Problem to solve: Only the pictures are to be left out; set down the rest of the records exactly.

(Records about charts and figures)
+ + + + +

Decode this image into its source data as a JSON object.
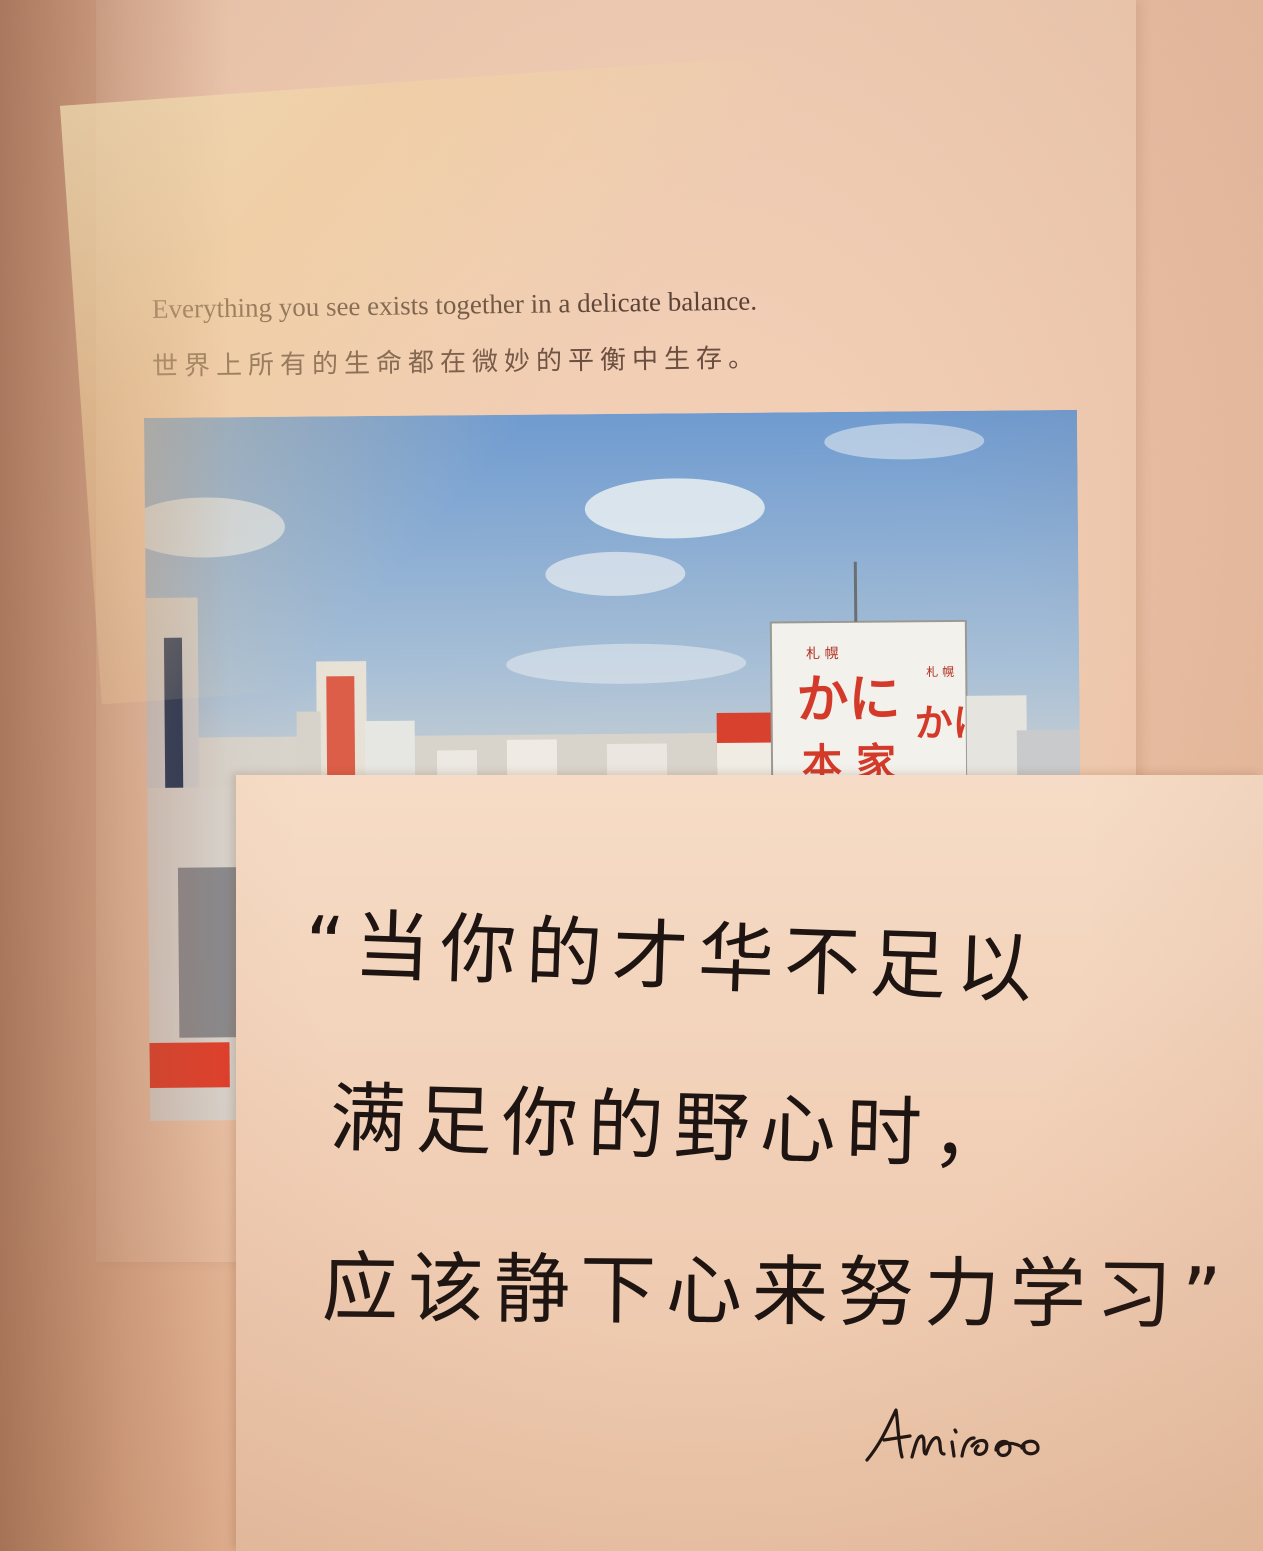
{
  "page": {
    "caption_en": "Everything you see exists together in a delicate balance.",
    "caption_zh": "世界上所有的生命都在微妙的平衡中生存。"
  },
  "photo": {
    "sign_left_big": "かに",
    "sign_left_small": "札 幌",
    "sign_right_big": "かに",
    "sign_right_small": "札 幌",
    "sign_bottom": "本 家"
  },
  "note": {
    "line1": "“当你的才华不足以",
    "line2": "满足你的野心时，",
    "line3": "应该静下心来努力学习”",
    "signature": "Amiao"
  },
  "colors": {
    "sky_top": "#6f9bd0",
    "sky_bottom": "#b9c9d6",
    "ink": "#1e1512",
    "sign_red": "#d43a2a"
  }
}
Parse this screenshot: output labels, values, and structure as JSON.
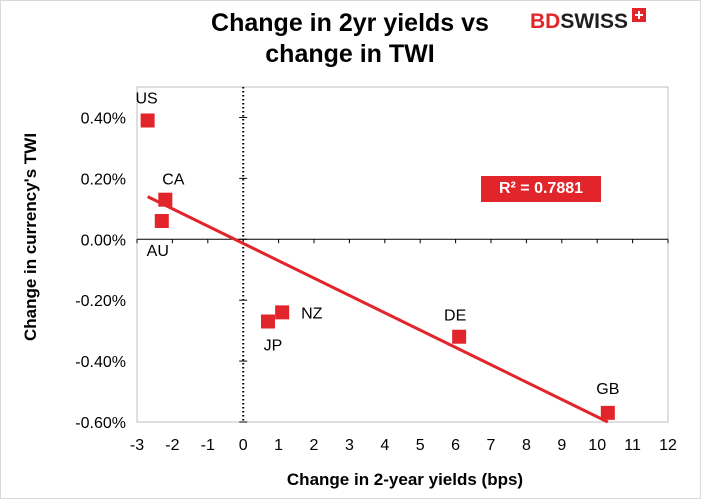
{
  "chart_data": {
    "type": "scatter",
    "title_lines": [
      "Change in 2yr yields vs",
      "change in TWI"
    ],
    "xlabel": "Change in 2-year yields (bps)",
    "ylabel": "Change in currency's  TWI",
    "xlim": [
      -3,
      12
    ],
    "ylim": [
      -0.006,
      0.005
    ],
    "x_ticks": [
      -3,
      -2,
      -1,
      0,
      1,
      2,
      3,
      4,
      5,
      6,
      7,
      8,
      9,
      10,
      11,
      12
    ],
    "x_tick_labels": [
      "-3",
      "-2",
      "-1",
      "0",
      "1",
      "2",
      "3",
      "4",
      "5",
      "6",
      "7",
      "8",
      "9",
      "10",
      "11",
      "12"
    ],
    "y_ticks": [
      0.004,
      0.002,
      0.0,
      -0.002,
      -0.004,
      -0.006
    ],
    "y_tick_labels": [
      "0.40%",
      "0.20%",
      "0.00%",
      "-0.20%",
      "-0.40%",
      "-0.60%"
    ],
    "points": [
      {
        "label": "US",
        "x": -2.7,
        "y": 0.0039
      },
      {
        "label": "CA",
        "x": -2.2,
        "y": 0.0013
      },
      {
        "label": "AU",
        "x": -2.3,
        "y": 0.0006
      },
      {
        "label": "JP",
        "x": 0.7,
        "y": -0.0027
      },
      {
        "label": "NZ",
        "x": 1.1,
        "y": -0.0024
      },
      {
        "label": "DE",
        "x": 6.1,
        "y": -0.0032
      },
      {
        "label": "GB",
        "x": 10.3,
        "y": -0.0057
      }
    ],
    "trendline": {
      "x": [
        -2.7,
        10.3
      ],
      "y": [
        0.0014,
        -0.006
      ]
    },
    "r_squared_label": "R² = 0.7881",
    "grid": false,
    "colors": {
      "marker": "#e2242b",
      "trendline": "#e2242b",
      "r2_box": "#e2242b"
    }
  },
  "brand": {
    "part1": "BD",
    "part2": "SWISS"
  }
}
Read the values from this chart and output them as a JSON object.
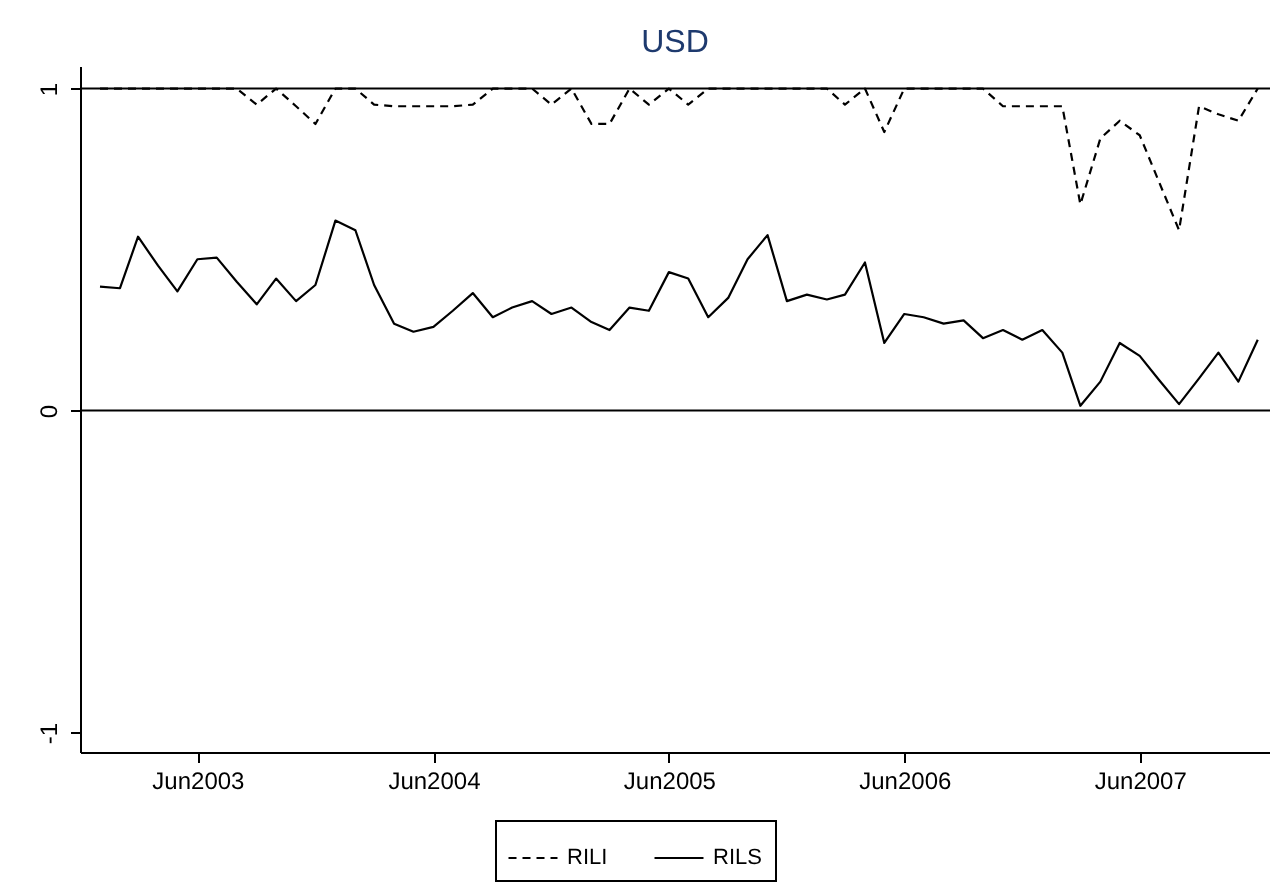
{
  "chart_data": {
    "type": "line",
    "title": "USD",
    "x": [
      "2003-01",
      "2003-02",
      "2003-03",
      "2003-04",
      "2003-05",
      "2003-06",
      "2003-07",
      "2003-08",
      "2003-09",
      "2003-10",
      "2003-11",
      "2003-12",
      "2004-01",
      "2004-02",
      "2004-03",
      "2004-04",
      "2004-05",
      "2004-06",
      "2004-07",
      "2004-08",
      "2004-09",
      "2004-10",
      "2004-11",
      "2004-12",
      "2005-01",
      "2005-02",
      "2005-03",
      "2005-04",
      "2005-05",
      "2005-06",
      "2005-07",
      "2005-08",
      "2005-09",
      "2005-10",
      "2005-11",
      "2005-12",
      "2006-01",
      "2006-02",
      "2006-03",
      "2006-04",
      "2006-05",
      "2006-06",
      "2006-07",
      "2006-08",
      "2006-09",
      "2006-10",
      "2006-11",
      "2006-12",
      "2007-01",
      "2007-02",
      "2007-03",
      "2007-04",
      "2007-05",
      "2007-06",
      "2007-07",
      "2007-08",
      "2007-09",
      "2007-10",
      "2007-11",
      "2007-12"
    ],
    "series": [
      {
        "name": "RILI",
        "color": "#000000",
        "line_style": "dashed",
        "values": [
          1,
          1,
          1,
          1,
          1,
          1,
          1,
          1,
          0.95,
          1,
          0.945,
          0.89,
          1,
          1,
          0.95,
          0.945,
          0.945,
          0.945,
          0.945,
          0.95,
          1,
          1,
          1,
          0.95,
          1,
          0.89,
          0.89,
          1,
          0.95,
          1,
          0.95,
          1,
          1,
          1,
          1,
          1,
          1,
          1,
          0.95,
          1,
          0.865,
          1,
          1,
          1,
          1,
          1,
          0.945,
          0.945,
          0.945,
          0.945,
          0.64,
          0.845,
          0.9,
          0.855,
          0.71,
          0.56,
          0.945,
          0.92,
          0.9,
          1
        ]
      },
      {
        "name": "RILS",
        "color": "#000000",
        "line_style": "solid",
        "values": [
          0.385,
          0.38,
          0.54,
          0.45,
          0.37,
          0.47,
          0.475,
          0.4,
          0.33,
          0.41,
          0.34,
          0.39,
          0.59,
          0.56,
          0.39,
          0.27,
          0.245,
          0.26,
          0.31,
          0.365,
          0.29,
          0.32,
          0.34,
          0.3,
          0.32,
          0.275,
          0.25,
          0.32,
          0.31,
          0.43,
          0.41,
          0.29,
          0.35,
          0.47,
          0.545,
          0.34,
          0.36,
          0.345,
          0.36,
          0.46,
          0.21,
          0.3,
          0.29,
          0.27,
          0.28,
          0.225,
          0.25,
          0.22,
          0.25,
          0.18,
          0.015,
          0.09,
          0.21,
          0.17,
          0.095,
          0.02,
          0.1,
          0.18,
          0.09,
          0.22
        ]
      }
    ],
    "xlim": [
      "2002-12",
      "2007-12-20"
    ],
    "xticks": [
      {
        "value": "2003-06",
        "label": "Jun2003"
      },
      {
        "value": "2004-06",
        "label": "Jun2004"
      },
      {
        "value": "2005-06",
        "label": "Jun2005"
      },
      {
        "value": "2006-06",
        "label": "Jun2006"
      },
      {
        "value": "2007-06",
        "label": "Jun2007"
      }
    ],
    "ylim": [
      -1.06,
      1.07
    ],
    "yticks": [
      -1,
      0,
      1
    ],
    "ref_lines": [
      {
        "axis": "y",
        "value": 0
      },
      {
        "axis": "y",
        "value": 1
      }
    ],
    "grid": false,
    "legend": "bottom"
  }
}
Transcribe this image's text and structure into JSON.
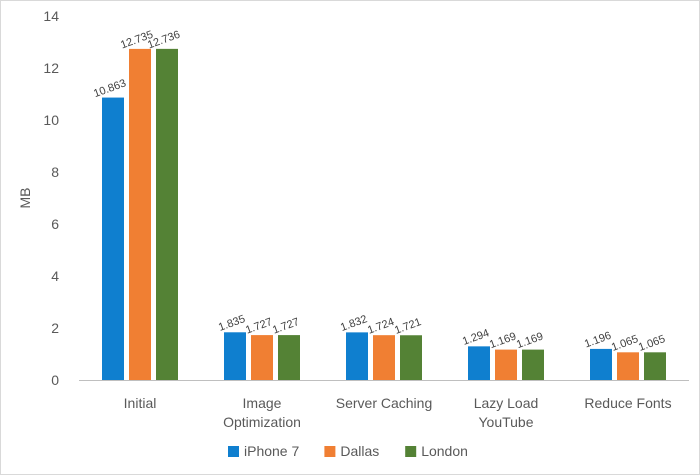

+ + + + +

Solution:
Decode this image into its source data as a JSON object.
{
  "page": {
    "caption_en": "Everything you see exists together in a delicate balance.",
    "caption_zh": "世界上所有的生命都在微妙的平衡中生存。"
  },
  "photo": {
    "sign_left_big": "かに",
    "sign_left_small": "札 幌",
    "sign_right_big": "かに",
    "sign_right_small": "札 幌",
    "sign_bottom": "本 家"
  },
  "note": {
    "line1": "“当你的才华不足以",
    "line2": "满足你的野心时，",
    "line3": "应该静下心来努力学习”",
    "signature": "Amiao"
  },
  "colors": {
    "sky_top": "#6f9bd0",
    "sky_bottom": "#b9c9d6",
    "ink": "#1e1512",
    "sign_red": "#d43a2a"
  }
}
Parse this screenshot: output labels, values, and structure as JSON.
{
  "chart_data": {
    "type": "scatter",
    "title_lines": [
      "Change in 2yr yields vs",
      "change in TWI"
    ],
    "xlabel": "Change in 2-year yields (bps)",
    "ylabel": "Change in currency's  TWI",
    "xlim": [
      -3,
      12
    ],
    "ylim": [
      -0.006,
      0.005
    ],
    "x_ticks": [
      -3,
      -2,
      -1,
      0,
      1,
      2,
      3,
      4,
      5,
      6,
      7,
      8,
      9,
      10,
      11,
      12
    ],
    "x_tick_labels": [
      "-3",
      "-2",
      "-1",
      "0",
      "1",
      "2",
      "3",
      "4",
      "5",
      "6",
      "7",
      "8",
      "9",
      "10",
      "11",
      "12"
    ],
    "y_ticks": [
      0.004,
      0.002,
      0.0,
      -0.002,
      -0.004,
      -0.006
    ],
    "y_tick_labels": [
      "0.40%",
      "0.20%",
      "0.00%",
      "-0.20%",
      "-0.40%",
      "-0.60%"
    ],
    "points": [
      {
        "label": "US",
        "x": -2.7,
        "y": 0.0039
      },
      {
        "label": "CA",
        "x": -2.2,
        "y": 0.0013
      },
      {
        "label": "AU",
        "x": -2.3,
        "y": 0.0006
      },
      {
        "label": "JP",
        "x": 0.7,
        "y": -0.0027
      },
      {
        "label": "NZ",
        "x": 1.1,
        "y": -0.0024
      },
      {
        "label": "DE",
        "x": 6.1,
        "y": -0.0032
      },
      {
        "label": "GB",
        "x": 10.3,
        "y": -0.0057
      }
    ],
    "trendline": {
      "x": [
        -2.7,
        10.3
      ],
      "y": [
        0.0014,
        -0.006
      ]
    },
    "r_squared_label": "R² = 0.7881",
    "grid": false,
    "colors": {
      "marker": "#e2242b",
      "trendline": "#e2242b",
      "r2_box": "#e2242b"
    }
  },
  "brand": {
    "part1": "BD",
    "part2": "SWISS"
  }
}
Read the values from this chart and output them as a JSON object.
{
  "chart_data": {
    "type": "line",
    "title": "USD",
    "x": [
      "2003-01",
      "2003-02",
      "2003-03",
      "2003-04",
      "2003-05",
      "2003-06",
      "2003-07",
      "2003-08",
      "2003-09",
      "2003-10",
      "2003-11",
      "2003-12",
      "2004-01",
      "2004-02",
      "2004-03",
      "2004-04",
      "2004-05",
      "2004-06",
      "2004-07",
      "2004-08",
      "2004-09",
      "2004-10",
      "2004-11",
      "2004-12",
      "2005-01",
      "2005-02",
      "2005-03",
      "2005-04",
      "2005-05",
      "2005-06",
      "2005-07",
      "2005-08",
      "2005-09",
      "2005-10",
      "2005-11",
      "2005-12",
      "2006-01",
      "2006-02",
      "2006-03",
      "2006-04",
      "2006-05",
      "2006-06",
      "2006-07",
      "2006-08",
      "2006-09",
      "2006-10",
      "2006-11",
      "2006-12",
      "2007-01",
      "2007-02",
      "2007-03",
      "2007-04",
      "2007-05",
      "2007-06",
      "2007-07",
      "2007-08",
      "2007-09",
      "2007-10",
      "2007-11",
      "2007-12"
    ],
    "series": [
      {
        "name": "RILI",
        "color": "#000000",
        "line_style": "dashed",
        "values": [
          1,
          1,
          1,
          1,
          1,
          1,
          1,
          1,
          0.95,
          1,
          0.945,
          0.89,
          1,
          1,
          0.95,
          0.945,
          0.945,
          0.945,
          0.945,
          0.95,
          1,
          1,
          1,
          0.95,
          1,
          0.89,
          0.89,
          1,
          0.95,
          1,
          0.95,
          1,
          1,
          1,
          1,
          1,
          1,
          1,
          0.95,
          1,
          0.865,
          1,
          1,
          1,
          1,
          1,
          0.945,
          0.945,
          0.945,
          0.945,
          0.64,
          0.845,
          0.9,
          0.855,
          0.71,
          0.56,
          0.945,
          0.92,
          0.9,
          1
        ]
      },
      {
        "name": "RILS",
        "color": "#000000",
        "line_style": "solid",
        "values": [
          0.385,
          0.38,
          0.54,
          0.45,
          0.37,
          0.47,
          0.475,
          0.4,
          0.33,
          0.41,
          0.34,
          0.39,
          0.59,
          0.56,
          0.39,
          0.27,
          0.245,
          0.26,
          0.31,
          0.365,
          0.29,
          0.32,
          0.34,
          0.3,
          0.32,
          0.275,
          0.25,
          0.32,
          0.31,
          0.43,
          0.41,
          0.29,
          0.35,
          0.47,
          0.545,
          0.34,
          0.36,
          0.345,
          0.36,
          0.46,
          0.21,
          0.3,
          0.29,
          0.27,
          0.28,
          0.225,
          0.25,
          0.22,
          0.25,
          0.18,
          0.015,
          0.09,
          0.21,
          0.17,
          0.095,
          0.02,
          0.1,
          0.18,
          0.09,
          0.22
        ]
      }
    ],
    "xlim": [
      "2002-12",
      "2007-12-20"
    ],
    "xticks": [
      {
        "value": "2003-06",
        "label": "Jun2003"
      },
      {
        "value": "2004-06",
        "label": "Jun2004"
      },
      {
        "value": "2005-06",
        "label": "Jun2005"
      },
      {
        "value": "2006-06",
        "label": "Jun2006"
      },
      {
        "value": "2007-06",
        "label": "Jun2007"
      }
    ],
    "ylim": [
      -1.06,
      1.07
    ],
    "yticks": [
      -1,
      0,
      1
    ],
    "ref_lines": [
      {
        "axis": "y",
        "value": 0
      },
      {
        "axis": "y",
        "value": 1
      }
    ],
    "grid": false,
    "legend": "bottom"
  }
}
Transcribe this image's text and structure into JSON.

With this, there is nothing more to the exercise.